* [Goal of the exercise]
Every line that holds "рабочей" should be shown.

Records
◆ ◆ ◆ ◆ ◆

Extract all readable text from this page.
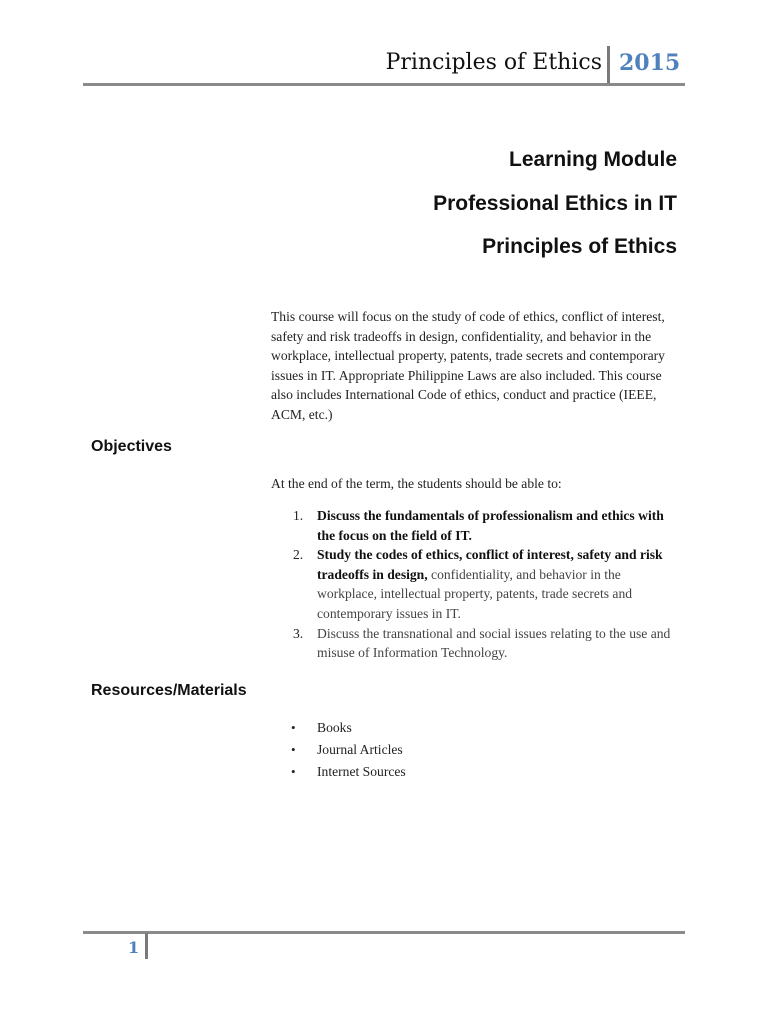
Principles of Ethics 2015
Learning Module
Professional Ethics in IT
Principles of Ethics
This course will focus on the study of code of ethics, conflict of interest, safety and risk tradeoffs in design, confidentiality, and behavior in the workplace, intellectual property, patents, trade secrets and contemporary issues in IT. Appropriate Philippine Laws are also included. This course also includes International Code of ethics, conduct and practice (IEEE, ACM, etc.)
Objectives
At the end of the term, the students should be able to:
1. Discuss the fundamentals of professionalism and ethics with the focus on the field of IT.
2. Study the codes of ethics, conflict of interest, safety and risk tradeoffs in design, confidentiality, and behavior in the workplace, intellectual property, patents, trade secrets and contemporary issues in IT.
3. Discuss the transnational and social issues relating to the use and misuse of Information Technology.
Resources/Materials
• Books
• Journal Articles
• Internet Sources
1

◆ ◆ ◆ ◆ ◆

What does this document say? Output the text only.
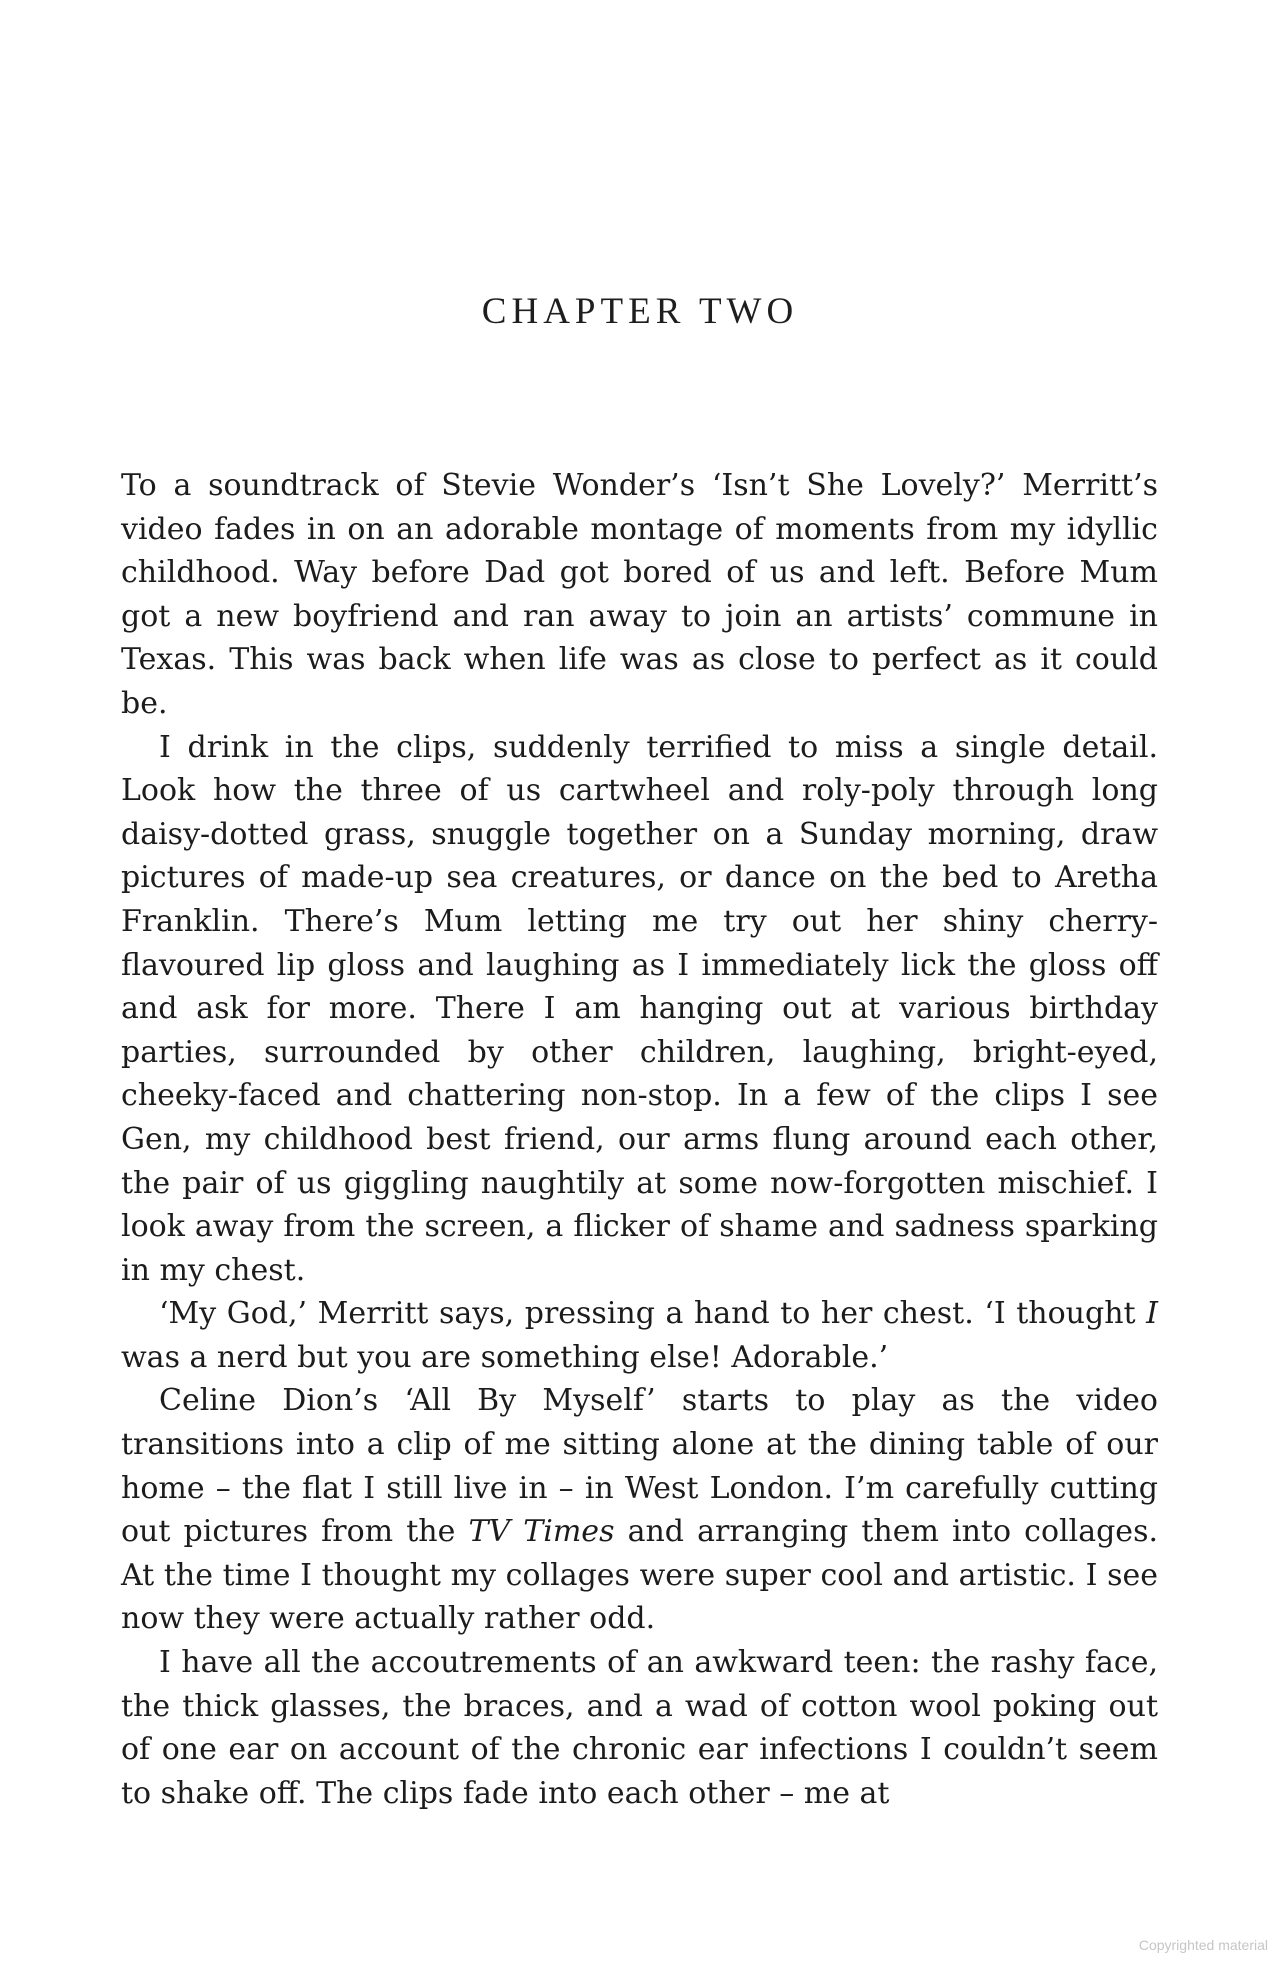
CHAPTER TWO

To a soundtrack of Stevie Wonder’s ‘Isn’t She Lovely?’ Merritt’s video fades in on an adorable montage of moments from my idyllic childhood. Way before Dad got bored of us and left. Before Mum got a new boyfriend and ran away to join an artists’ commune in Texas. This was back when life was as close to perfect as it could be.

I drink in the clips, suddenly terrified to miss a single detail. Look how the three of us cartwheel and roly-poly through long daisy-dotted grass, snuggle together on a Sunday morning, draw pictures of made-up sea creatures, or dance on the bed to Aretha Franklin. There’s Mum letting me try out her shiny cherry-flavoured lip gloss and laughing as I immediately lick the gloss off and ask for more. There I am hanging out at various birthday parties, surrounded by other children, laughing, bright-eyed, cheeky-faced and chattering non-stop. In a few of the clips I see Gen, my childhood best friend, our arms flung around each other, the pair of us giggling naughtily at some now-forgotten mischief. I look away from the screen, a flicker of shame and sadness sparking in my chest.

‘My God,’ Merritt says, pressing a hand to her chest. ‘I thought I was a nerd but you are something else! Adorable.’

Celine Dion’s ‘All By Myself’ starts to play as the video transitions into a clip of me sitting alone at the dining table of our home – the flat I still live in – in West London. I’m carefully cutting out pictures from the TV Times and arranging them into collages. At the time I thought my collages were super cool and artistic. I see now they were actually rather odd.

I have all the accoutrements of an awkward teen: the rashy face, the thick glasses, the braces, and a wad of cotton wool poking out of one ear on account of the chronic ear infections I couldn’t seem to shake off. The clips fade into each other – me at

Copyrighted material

◆ ◆ ◆ ◆ ◆

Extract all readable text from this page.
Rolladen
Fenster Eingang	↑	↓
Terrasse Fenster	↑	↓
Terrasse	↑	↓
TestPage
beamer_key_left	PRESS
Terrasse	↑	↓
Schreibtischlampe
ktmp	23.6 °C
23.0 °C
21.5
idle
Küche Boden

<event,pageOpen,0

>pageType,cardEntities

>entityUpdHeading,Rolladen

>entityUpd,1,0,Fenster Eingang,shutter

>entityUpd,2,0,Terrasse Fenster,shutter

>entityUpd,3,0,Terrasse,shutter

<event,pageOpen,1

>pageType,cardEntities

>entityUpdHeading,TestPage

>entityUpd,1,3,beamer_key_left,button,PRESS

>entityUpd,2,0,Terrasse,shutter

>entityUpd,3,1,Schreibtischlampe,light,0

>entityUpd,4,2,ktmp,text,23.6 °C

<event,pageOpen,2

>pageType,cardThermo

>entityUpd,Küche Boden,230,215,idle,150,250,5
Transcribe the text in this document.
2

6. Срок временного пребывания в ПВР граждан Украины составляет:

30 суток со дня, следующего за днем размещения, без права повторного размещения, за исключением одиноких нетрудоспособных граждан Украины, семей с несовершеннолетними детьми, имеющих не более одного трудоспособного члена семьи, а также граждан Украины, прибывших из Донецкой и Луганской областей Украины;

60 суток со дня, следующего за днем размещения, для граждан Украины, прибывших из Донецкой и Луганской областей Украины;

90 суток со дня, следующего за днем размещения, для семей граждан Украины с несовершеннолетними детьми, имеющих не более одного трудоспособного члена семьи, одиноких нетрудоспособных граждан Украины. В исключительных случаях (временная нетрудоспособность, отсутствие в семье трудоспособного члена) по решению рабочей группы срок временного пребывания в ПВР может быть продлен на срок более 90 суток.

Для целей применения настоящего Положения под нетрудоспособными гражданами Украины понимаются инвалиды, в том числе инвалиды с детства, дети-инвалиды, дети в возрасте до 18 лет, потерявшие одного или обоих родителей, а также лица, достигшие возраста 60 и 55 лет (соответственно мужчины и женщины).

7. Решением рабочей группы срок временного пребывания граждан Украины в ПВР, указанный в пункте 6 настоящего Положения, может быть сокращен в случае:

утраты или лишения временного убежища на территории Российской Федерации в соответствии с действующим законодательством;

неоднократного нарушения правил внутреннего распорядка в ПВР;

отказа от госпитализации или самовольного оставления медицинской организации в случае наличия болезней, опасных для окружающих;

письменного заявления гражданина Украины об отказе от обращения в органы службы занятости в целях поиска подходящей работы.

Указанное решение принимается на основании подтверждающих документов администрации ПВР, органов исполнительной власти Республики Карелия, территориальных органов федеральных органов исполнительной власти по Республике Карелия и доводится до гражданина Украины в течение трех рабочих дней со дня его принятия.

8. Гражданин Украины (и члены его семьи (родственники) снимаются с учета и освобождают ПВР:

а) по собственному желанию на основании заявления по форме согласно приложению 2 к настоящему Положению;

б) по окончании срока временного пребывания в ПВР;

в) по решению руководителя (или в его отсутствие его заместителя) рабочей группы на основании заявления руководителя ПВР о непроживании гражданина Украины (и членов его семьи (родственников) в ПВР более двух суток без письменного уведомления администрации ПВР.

◆ ◆ ◆ ◆ ◆

* [Answer for this exercise]
90 суток со дня, следующего за днем размещения, для семей граждан Украины с несовершеннолетними детьми, имеющих не более одного трудоспособного члена семьи, одиноких нетрудоспособных граждан Украины. В исключительных случаях (временная нетрудоспособность, отсутствие в семье трудоспособного члена) по решению рабочей группы срок временного пребывания в ПВР может быть продлен на срок более 90 суток.
7. Решением рабочей группы срок временного пребывания граждан Украины в ПВР, указанный в пункте 6 настоящего Положения, может быть сокращен в случае:
в) по решению руководителя (или в его отсутствие его заместителя) рабочей группы на основании заявления руководителя ПВР о непроживании гражданина Украины (и членов его семьи (родственников) в ПВР более двух суток без письменного уведомления администрации ПВР.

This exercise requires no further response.